■ Task to carry out: Leave out the pictures and repeat every record exactly.

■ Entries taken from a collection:
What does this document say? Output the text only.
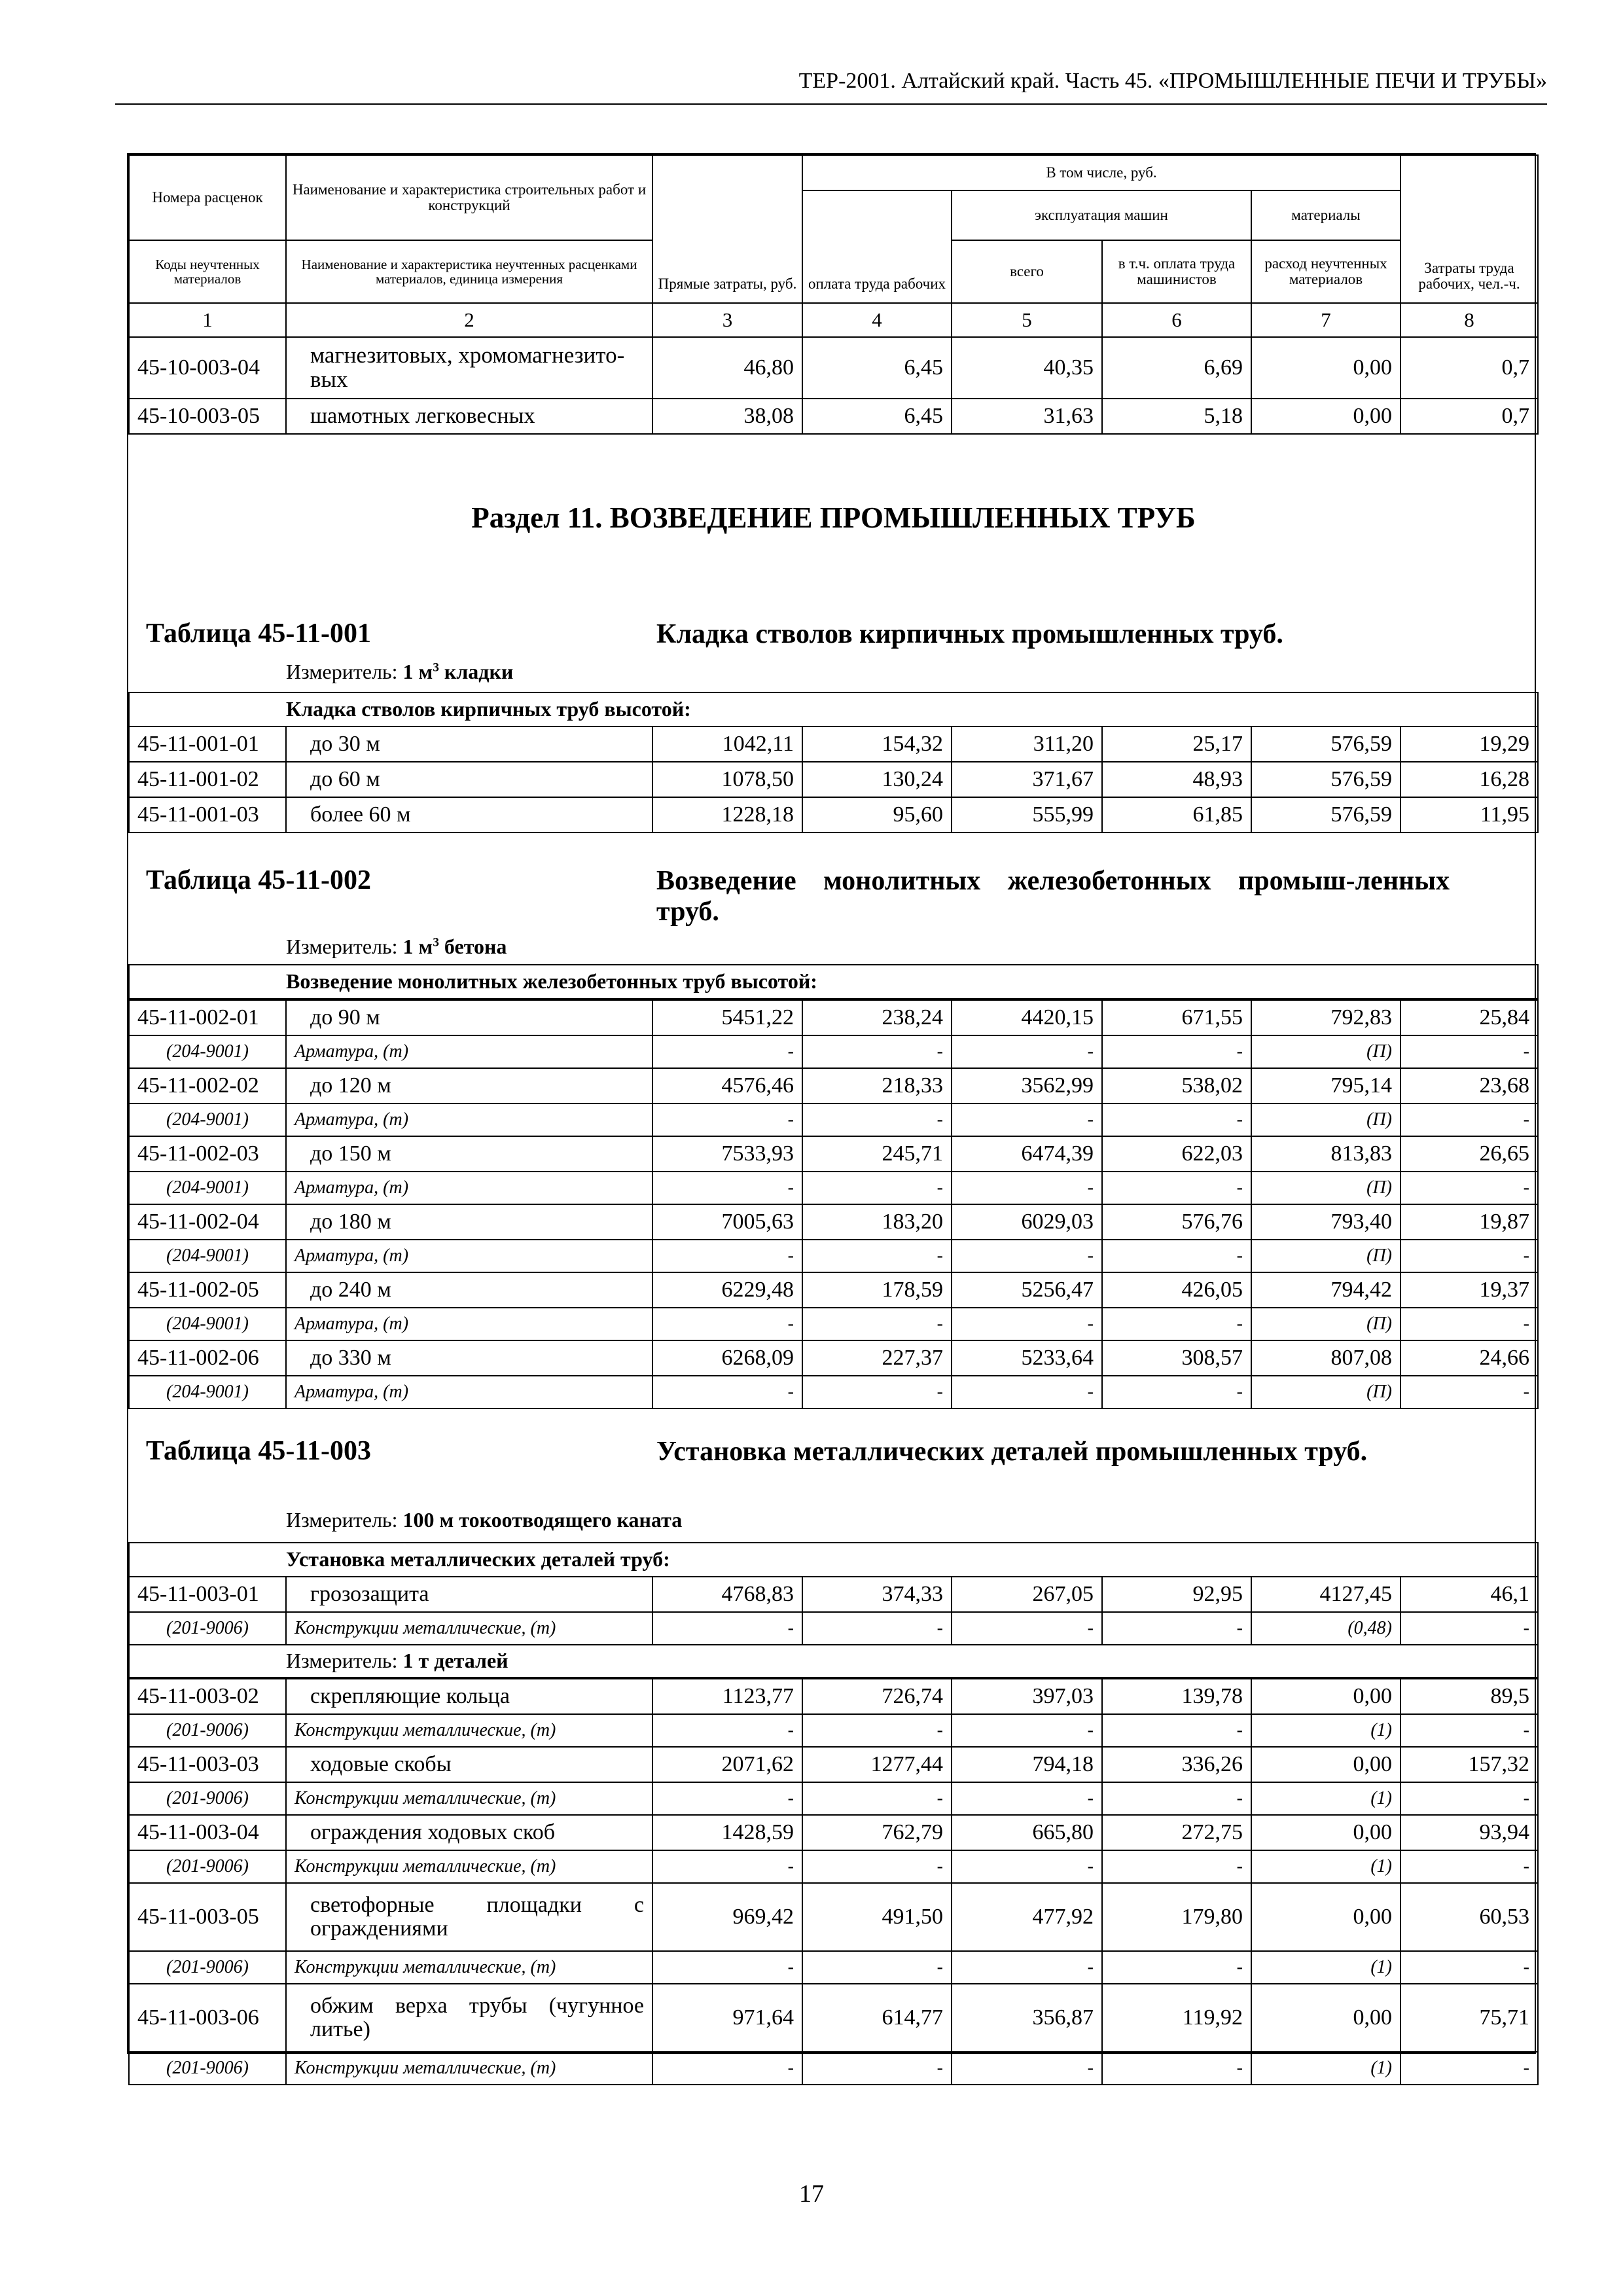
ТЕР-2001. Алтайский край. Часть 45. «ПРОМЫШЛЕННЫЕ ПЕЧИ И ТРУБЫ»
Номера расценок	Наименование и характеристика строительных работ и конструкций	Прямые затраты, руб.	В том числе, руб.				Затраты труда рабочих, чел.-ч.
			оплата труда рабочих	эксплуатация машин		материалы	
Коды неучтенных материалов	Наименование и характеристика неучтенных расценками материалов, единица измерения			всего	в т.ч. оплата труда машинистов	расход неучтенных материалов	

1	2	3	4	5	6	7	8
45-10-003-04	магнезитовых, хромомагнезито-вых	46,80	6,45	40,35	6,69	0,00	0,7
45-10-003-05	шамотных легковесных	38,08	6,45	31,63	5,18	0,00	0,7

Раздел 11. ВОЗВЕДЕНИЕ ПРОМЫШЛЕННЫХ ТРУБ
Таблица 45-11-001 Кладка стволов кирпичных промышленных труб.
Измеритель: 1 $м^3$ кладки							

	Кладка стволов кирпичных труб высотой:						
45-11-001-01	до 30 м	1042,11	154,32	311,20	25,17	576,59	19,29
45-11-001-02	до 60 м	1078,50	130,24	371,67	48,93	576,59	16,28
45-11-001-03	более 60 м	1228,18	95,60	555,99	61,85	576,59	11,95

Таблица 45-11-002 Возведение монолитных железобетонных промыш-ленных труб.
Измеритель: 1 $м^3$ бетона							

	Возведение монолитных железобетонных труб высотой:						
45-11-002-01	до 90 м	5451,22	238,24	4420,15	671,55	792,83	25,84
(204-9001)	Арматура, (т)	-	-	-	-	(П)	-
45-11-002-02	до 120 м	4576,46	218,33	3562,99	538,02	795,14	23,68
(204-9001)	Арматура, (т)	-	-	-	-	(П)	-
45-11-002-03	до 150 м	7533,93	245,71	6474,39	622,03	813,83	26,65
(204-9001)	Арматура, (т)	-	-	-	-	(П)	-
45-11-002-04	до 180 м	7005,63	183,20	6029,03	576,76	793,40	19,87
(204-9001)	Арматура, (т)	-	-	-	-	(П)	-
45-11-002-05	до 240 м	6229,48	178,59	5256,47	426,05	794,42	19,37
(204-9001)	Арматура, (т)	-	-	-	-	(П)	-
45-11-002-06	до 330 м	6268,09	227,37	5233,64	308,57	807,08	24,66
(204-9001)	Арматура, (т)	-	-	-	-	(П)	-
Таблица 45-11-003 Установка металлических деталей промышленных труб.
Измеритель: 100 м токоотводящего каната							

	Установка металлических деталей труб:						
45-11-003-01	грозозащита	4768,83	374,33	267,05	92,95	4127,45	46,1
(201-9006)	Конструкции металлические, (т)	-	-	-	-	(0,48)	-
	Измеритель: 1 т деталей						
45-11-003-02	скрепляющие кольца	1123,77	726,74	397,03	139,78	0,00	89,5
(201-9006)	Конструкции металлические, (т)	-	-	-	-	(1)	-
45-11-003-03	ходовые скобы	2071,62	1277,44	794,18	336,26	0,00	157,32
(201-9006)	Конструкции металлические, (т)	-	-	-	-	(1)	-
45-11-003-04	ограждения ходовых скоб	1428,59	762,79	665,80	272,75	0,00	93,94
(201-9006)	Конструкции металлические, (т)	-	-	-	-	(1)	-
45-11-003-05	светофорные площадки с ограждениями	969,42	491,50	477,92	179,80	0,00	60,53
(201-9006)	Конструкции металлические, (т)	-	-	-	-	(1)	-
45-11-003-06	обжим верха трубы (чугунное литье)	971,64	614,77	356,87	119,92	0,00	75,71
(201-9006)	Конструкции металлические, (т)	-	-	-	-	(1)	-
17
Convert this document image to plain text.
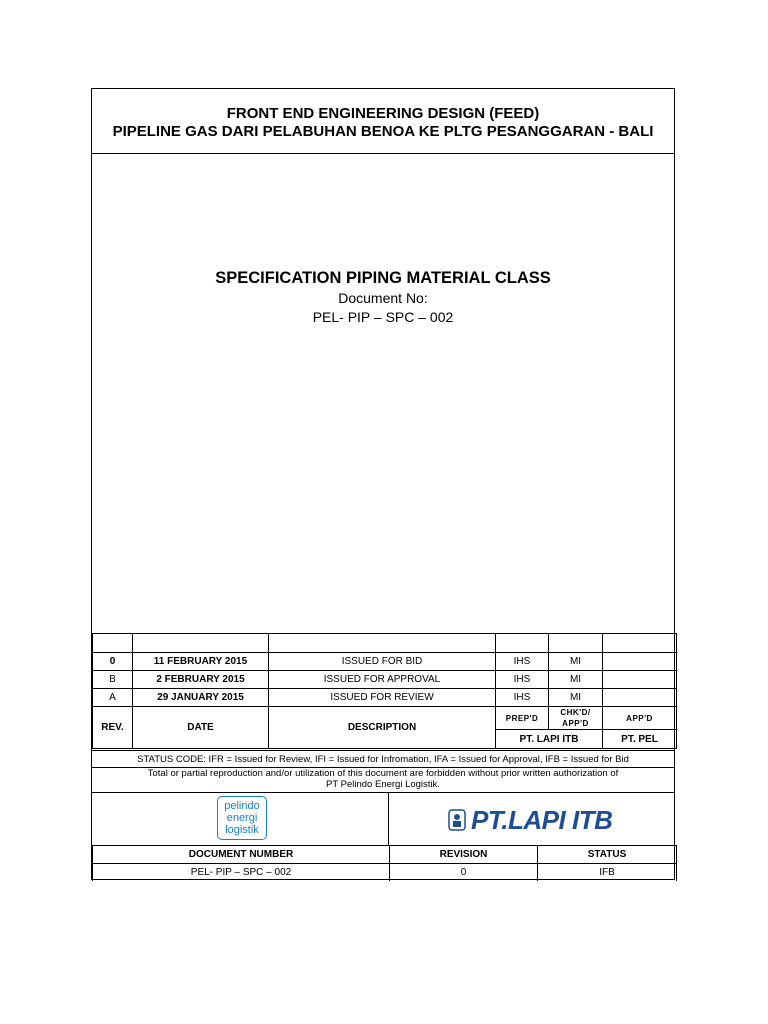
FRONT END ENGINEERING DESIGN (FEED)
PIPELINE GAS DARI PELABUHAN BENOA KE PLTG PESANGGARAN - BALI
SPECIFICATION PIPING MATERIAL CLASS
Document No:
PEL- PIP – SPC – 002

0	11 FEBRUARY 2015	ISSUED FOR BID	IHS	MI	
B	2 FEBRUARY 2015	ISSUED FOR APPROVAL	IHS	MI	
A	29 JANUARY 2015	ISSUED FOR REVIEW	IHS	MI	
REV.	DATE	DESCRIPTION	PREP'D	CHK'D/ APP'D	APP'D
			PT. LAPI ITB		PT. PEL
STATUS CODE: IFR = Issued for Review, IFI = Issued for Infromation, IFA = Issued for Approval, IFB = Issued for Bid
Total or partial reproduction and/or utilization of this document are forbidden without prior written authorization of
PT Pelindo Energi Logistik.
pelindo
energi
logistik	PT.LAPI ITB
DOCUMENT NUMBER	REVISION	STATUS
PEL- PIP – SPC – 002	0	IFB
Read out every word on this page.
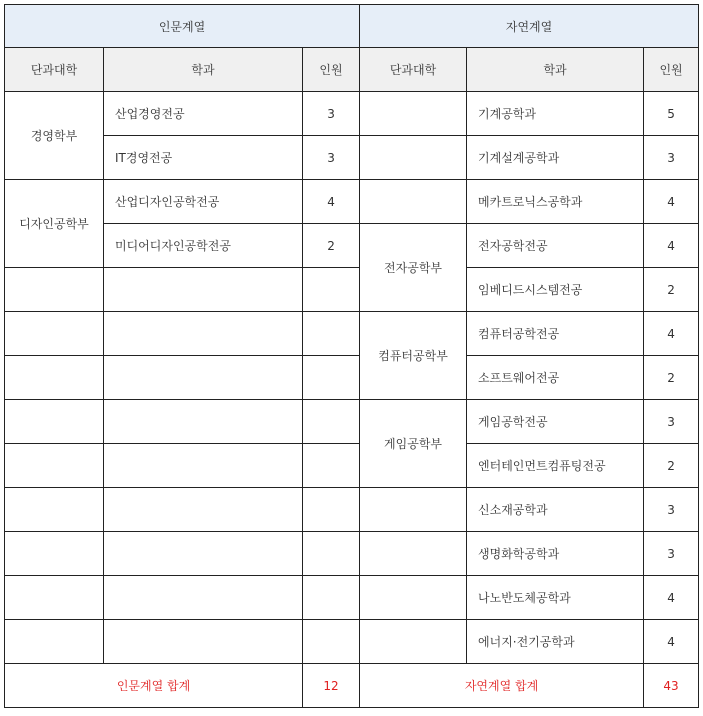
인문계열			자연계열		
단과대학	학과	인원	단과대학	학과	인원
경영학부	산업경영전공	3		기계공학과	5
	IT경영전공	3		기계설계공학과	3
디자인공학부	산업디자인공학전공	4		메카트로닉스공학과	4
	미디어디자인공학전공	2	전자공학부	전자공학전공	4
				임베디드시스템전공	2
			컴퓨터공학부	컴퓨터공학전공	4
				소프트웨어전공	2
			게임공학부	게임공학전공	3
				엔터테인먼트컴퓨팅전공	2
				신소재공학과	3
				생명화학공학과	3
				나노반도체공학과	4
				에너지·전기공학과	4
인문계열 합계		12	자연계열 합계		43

■ Problem solution:
What does this document say? Output the text only.
ТЕР-2001. Алтайский край. Часть 45. «ПРОМЫШЛЕННЫЕ ПЕЧИ И ТРУБЫ»
Номера расценок	Наименование и характеристика строительных работ и конструкций	Прямые затраты, руб.	В том числе, руб.				Затраты труда рабочих, чел.-ч.
			оплата труда рабочих	эксплуатация машин		материалы	
Коды неучтенных материалов	Наименование и характеристика неучтенных расценками материалов, единица измерения			всего	в т.ч. оплата труда машинистов	расход неучтенных материалов	

1	2	3	4	5	6	7	8
45-10-003-04	магнезитовых, хромомагнезито-вых	46,80	6,45	40,35	6,69	0,00	0,7
45-10-003-05	шамотных легковесных	38,08	6,45	31,63	5,18	0,00	0,7

Раздел 11. ВОЗВЕДЕНИЕ ПРОМЫШЛЕННЫХ ТРУБ
Таблица 45-11-001 Кладка стволов кирпичных промышленных труб.
Измеритель: 1 $м^3$ кладки							

	Кладка стволов кирпичных труб высотой:						
45-11-001-01	до 30 м	1042,11	154,32	311,20	25,17	576,59	19,29
45-11-001-02	до 60 м	1078,50	130,24	371,67	48,93	576,59	16,28
45-11-001-03	более 60 м	1228,18	95,60	555,99	61,85	576,59	11,95

Таблица 45-11-002 Возведение монолитных железобетонных промыш-ленных труб.
Измеритель: 1 $м^3$ бетона							

	Возведение монолитных железобетонных труб высотой:						
45-11-002-01	до 90 м	5451,22	238,24	4420,15	671,55	792,83	25,84
(204-9001)	Арматура, (т)	-	-	-	-	(П)	-
45-11-002-02	до 120 м	4576,46	218,33	3562,99	538,02	795,14	23,68
(204-9001)	Арматура, (т)	-	-	-	-	(П)	-
45-11-002-03	до 150 м	7533,93	245,71	6474,39	622,03	813,83	26,65
(204-9001)	Арматура, (т)	-	-	-	-	(П)	-
45-11-002-04	до 180 м	7005,63	183,20	6029,03	576,76	793,40	19,87
(204-9001)	Арматура, (т)	-	-	-	-	(П)	-
45-11-002-05	до 240 м	6229,48	178,59	5256,47	426,05	794,42	19,37
(204-9001)	Арматура, (т)	-	-	-	-	(П)	-
45-11-002-06	до 330 м	6268,09	227,37	5233,64	308,57	807,08	24,66
(204-9001)	Арматура, (т)	-	-	-	-	(П)	-
Таблица 45-11-003 Установка металлических деталей промышленных труб.
Измеритель: 100 м токоотводящего каната							

	Установка металлических деталей труб:						
45-11-003-01	грозозащита	4768,83	374,33	267,05	92,95	4127,45	46,1
(201-9006)	Конструкции металлические, (т)	-	-	-	-	(0,48)	-
	Измеритель: 1 т деталей						
45-11-003-02	скрепляющие кольца	1123,77	726,74	397,03	139,78	0,00	89,5
(201-9006)	Конструкции металлические, (т)	-	-	-	-	(1)	-
45-11-003-03	ходовые скобы	2071,62	1277,44	794,18	336,26	0,00	157,32
(201-9006)	Конструкции металлические, (т)	-	-	-	-	(1)	-
45-11-003-04	ограждения ходовых скоб	1428,59	762,79	665,80	272,75	0,00	93,94
(201-9006)	Конструкции металлические, (т)	-	-	-	-	(1)	-
45-11-003-05	светофорные площадки с ограждениями	969,42	491,50	477,92	179,80	0,00	60,53
(201-9006)	Конструкции металлические, (т)	-	-	-	-	(1)	-
45-11-003-06	обжим верха трубы (чугунное литье)	971,64	614,77	356,87	119,92	0,00	75,71
(201-9006)	Конструкции металлические, (т)	-	-	-	-	(1)	-
17
Convert this document image to plain text.
FRONT END ENGINEERING DESIGN (FEED)
PIPELINE GAS DARI PELABUHAN BENOA KE PLTG PESANGGARAN - BALI
SPECIFICATION PIPING MATERIAL CLASS
Document No:
PEL- PIP – SPC – 002

0	11 FEBRUARY 2015	ISSUED FOR BID	IHS	MI	
B	2 FEBRUARY 2015	ISSUED FOR APPROVAL	IHS	MI	
A	29 JANUARY 2015	ISSUED FOR REVIEW	IHS	MI	
REV.	DATE	DESCRIPTION	PREP'D	CHK'D/ APP'D	APP'D
			PT. LAPI ITB		PT. PEL
STATUS CODE: IFR = Issued for Review, IFI = Issued for Infromation, IFA = Issued for Approval, IFB = Issued for Bid
Total or partial reproduction and/or utilization of this document are forbidden without prior written authorization of
PT Pelindo Energi Logistik.
pelindo
energi
logistik	PT.LAPI ITB
DOCUMENT NUMBER	REVISION	STATUS
PEL- PIP – SPC – 002	0	IFB
Read out every word on this page.
인문계열			자연계열		
단과대학	학과	인원	단과대학	학과	인원
경영학부	산업경영전공	3		기계공학과	5
	IT경영전공	3		기계설계공학과	3
디자인공학부	산업디자인공학전공	4		메카트로닉스공학과	4
	미디어디자인공학전공	2	전자공학부	전자공학전공	4
				임베디드시스템전공	2
			컴퓨터공학부	컴퓨터공학전공	4
				소프트웨어전공	2
			게임공학부	게임공학전공	3
				엔터테인먼트컴퓨팅전공	2
				신소재공학과	3
				생명화학공학과	3
				나노반도체공학과	4
				에너지·전기공학과	4
인문계열 합계		12	자연계열 합계		43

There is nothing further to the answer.